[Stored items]
###

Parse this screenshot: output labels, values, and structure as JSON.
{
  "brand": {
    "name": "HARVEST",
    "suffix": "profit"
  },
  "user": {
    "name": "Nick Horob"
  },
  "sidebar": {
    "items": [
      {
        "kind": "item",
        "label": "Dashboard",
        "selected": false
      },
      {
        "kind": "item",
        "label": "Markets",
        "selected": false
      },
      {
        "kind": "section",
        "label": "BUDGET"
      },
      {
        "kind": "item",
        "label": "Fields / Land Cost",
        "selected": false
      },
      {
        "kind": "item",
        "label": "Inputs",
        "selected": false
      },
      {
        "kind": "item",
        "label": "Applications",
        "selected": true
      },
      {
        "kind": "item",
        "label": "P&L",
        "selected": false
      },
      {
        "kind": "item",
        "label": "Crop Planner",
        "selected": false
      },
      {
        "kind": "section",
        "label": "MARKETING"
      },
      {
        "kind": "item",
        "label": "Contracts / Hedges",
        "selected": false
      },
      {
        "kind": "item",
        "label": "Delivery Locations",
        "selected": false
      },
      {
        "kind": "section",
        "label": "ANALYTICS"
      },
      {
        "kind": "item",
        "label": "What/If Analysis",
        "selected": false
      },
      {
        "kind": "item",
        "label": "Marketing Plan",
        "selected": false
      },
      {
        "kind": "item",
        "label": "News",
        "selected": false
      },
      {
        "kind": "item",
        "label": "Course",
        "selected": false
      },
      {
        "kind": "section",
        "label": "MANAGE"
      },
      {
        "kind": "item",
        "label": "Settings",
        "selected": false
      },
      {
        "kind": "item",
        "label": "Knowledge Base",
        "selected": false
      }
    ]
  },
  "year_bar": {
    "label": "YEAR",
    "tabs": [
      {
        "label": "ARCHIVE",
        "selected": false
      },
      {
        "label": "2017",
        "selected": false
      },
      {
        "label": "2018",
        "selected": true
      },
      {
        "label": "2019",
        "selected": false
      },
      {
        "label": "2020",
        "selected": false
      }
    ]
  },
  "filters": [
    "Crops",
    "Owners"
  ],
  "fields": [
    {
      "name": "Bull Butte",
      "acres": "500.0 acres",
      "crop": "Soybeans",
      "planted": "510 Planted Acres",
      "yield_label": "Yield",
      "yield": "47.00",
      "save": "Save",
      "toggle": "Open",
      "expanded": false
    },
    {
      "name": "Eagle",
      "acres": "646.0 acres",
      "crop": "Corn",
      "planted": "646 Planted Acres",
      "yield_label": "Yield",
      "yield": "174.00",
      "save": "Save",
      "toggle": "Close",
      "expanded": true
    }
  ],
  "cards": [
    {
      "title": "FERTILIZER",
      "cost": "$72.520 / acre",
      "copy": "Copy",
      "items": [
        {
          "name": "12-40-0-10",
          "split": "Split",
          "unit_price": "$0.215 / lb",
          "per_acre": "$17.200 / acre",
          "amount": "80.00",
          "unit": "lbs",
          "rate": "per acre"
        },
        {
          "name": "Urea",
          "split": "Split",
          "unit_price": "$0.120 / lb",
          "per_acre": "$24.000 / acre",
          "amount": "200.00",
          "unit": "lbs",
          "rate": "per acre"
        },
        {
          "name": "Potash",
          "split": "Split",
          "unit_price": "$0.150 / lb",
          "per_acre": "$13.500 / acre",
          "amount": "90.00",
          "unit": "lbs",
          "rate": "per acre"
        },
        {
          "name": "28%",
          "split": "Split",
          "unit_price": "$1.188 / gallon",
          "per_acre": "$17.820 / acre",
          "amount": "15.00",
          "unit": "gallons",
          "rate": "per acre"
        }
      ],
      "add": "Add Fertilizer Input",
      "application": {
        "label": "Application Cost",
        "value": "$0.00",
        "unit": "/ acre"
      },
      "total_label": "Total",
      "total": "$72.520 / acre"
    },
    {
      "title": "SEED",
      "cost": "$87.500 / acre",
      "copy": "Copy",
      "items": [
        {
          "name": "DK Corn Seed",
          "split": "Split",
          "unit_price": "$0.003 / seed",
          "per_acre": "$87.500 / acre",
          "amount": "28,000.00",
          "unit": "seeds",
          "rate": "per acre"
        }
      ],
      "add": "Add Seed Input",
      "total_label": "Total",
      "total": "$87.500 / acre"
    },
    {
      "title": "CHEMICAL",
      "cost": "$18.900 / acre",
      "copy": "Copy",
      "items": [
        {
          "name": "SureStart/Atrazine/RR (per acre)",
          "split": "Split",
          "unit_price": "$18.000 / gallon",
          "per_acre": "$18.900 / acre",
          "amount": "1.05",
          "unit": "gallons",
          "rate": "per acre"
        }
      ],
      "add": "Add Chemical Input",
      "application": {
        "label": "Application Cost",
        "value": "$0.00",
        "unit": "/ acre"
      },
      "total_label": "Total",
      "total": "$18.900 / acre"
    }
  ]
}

###

Job
Can you give every line above again, exactly as written?

Exercise answer
Parse this screenshot: output labels, values, and structure as JSON.
{
  "brand": {
    "name": "HARVEST",
    "suffix": "profit"
  },
  "user": {
    "name": "Nick Horob"
  },
  "sidebar": {
    "items": [
      {
        "kind": "item",
        "label": "Dashboard",
        "selected": false
      },
      {
        "kind": "item",
        "label": "Markets",
        "selected": false
      },
      {
        "kind": "section",
        "label": "BUDGET"
      },
      {
        "kind": "item",
        "label": "Fields / Land Cost",
        "selected": false
      },
      {
        "kind": "item",
        "label": "Inputs",
        "selected": false
      },
      {
        "kind": "item",
        "label": "Applications",
        "selected": true
      },
      {
        "kind": "item",
        "label": "P&L",
        "selected": false
      },
      {
        "kind": "item",
        "label": "Crop Planner",
        "selected": false
      },
      {
        "kind": "section",
        "label": "MARKETING"
      },
      {
        "kind": "item",
        "label": "Contracts / Hedges",
        "selected": false
      },
      {
        "kind": "item",
        "label": "Delivery Locations",
        "selected": false
      },
      {
        "kind": "section",
        "label": "ANALYTICS"
      },
      {
        "kind": "item",
        "label": "What/If Analysis",
        "selected": false
      },
      {
        "kind": "item",
        "label": "Marketing Plan",
        "selected": false
      },
      {
        "kind": "item",
        "label": "News",
        "selected": false
      },
      {
        "kind": "item",
        "label": "Course",
        "selected": false
      },
      {
        "kind": "section",
        "label": "MANAGE"
      },
      {
        "kind": "item",
        "label": "Settings",
        "selected": false
      },
      {
        "kind": "item",
        "label": "Knowledge Base",
        "selected": false
      }
    ]
  },
  "year_bar": {
    "label": "YEAR",
    "tabs": [
      {
        "label": "ARCHIVE",
        "selected": false
      },
      {
        "label": "2017",
        "selected": false
      },
      {
        "label": "2018",
        "selected": true
      },
      {
        "label": "2019",
        "selected": false
      },
      {
        "label": "2020",
        "selected": false
      }
    ]
  },
  "filters": [
    "Crops",
    "Owners"
  ],
  "fields": [
    {
      "name": "Bull Butte",
      "acres": "500.0 acres",
      "crop": "Soybeans",
      "planted": "510 Planted Acres",
      "yield_label": "Yield",
      "yield": "47.00",
      "save": "Save",
      "toggle": "Open",
      "expanded": false
    },
    {
      "name": "Eagle",
      "acres": "646.0 acres",
      "crop": "Corn",
      "planted": "646 Planted Acres",
      "yield_label": "Yield",
      "yield": "174.00",
      "save": "Save",
      "toggle": "Close",
      "expanded": true
    }
  ],
  "cards": [
    {
      "title": "FERTILIZER",
      "cost": "$72.520 / acre",
      "copy": "Copy",
      "items": [
        {
          "name": "12-40-0-10",
          "split": "Split",
          "unit_price": "$0.215 / lb",
          "per_acre": "$17.200 / acre",
          "amount": "80.00",
          "unit": "lbs",
          "rate": "per acre"
        },
        {
          "name": "Urea",
          "split": "Split",
          "unit_price": "$0.120 / lb",
          "per_acre": "$24.000 / acre",
          "amount": "200.00",
          "unit": "lbs",
          "rate": "per acre"
        },
        {
          "name": "Potash",
          "split": "Split",
          "unit_price": "$0.150 / lb",
          "per_acre": "$13.500 / acre",
          "amount": "90.00",
          "unit": "lbs",
          "rate": "per acre"
        },
        {
          "name": "28%",
          "split": "Split",
          "unit_price": "$1.188 / gallon",
          "per_acre": "$17.820 / acre",
          "amount": "15.00",
          "unit": "gallons",
          "rate": "per acre"
        }
      ],
      "add": "Add Fertilizer Input",
      "application": {
        "label": "Application Cost",
        "value": "$0.00",
        "unit": "/ acre"
      },
      "total_label": "Total",
      "total": "$72.520 / acre"
    },
    {
      "title": "SEED",
      "cost": "$87.500 / acre",
      "copy": "Copy",
      "items": [
        {
          "name": "DK Corn Seed",
          "split": "Split",
          "unit_price": "$0.003 / seed",
          "per_acre": "$87.500 / acre",
          "amount": "28,000.00",
          "unit": "seeds",
          "rate": "per acre"
        }
      ],
      "add": "Add Seed Input",
      "total_label": "Total",
      "total": "$87.500 / acre"
    },
    {
      "title": "CHEMICAL",
      "cost": "$18.900 / acre",
      "copy": "Copy",
      "items": [
        {
          "name": "SureStart/Atrazine/RR (per acre)",
          "split": "Split",
          "unit_price": "$18.000 / gallon",
          "per_acre": "$18.900 / acre",
          "amount": "1.05",
          "unit": "gallons",
          "rate": "per acre"
        }
      ],
      "add": "Add Chemical Input",
      "application": {
        "label": "Application Cost",
        "value": "$0.00",
        "unit": "/ acre"
      },
      "total_label": "Total",
      "total": "$18.900 / acre"
    }
  ]
}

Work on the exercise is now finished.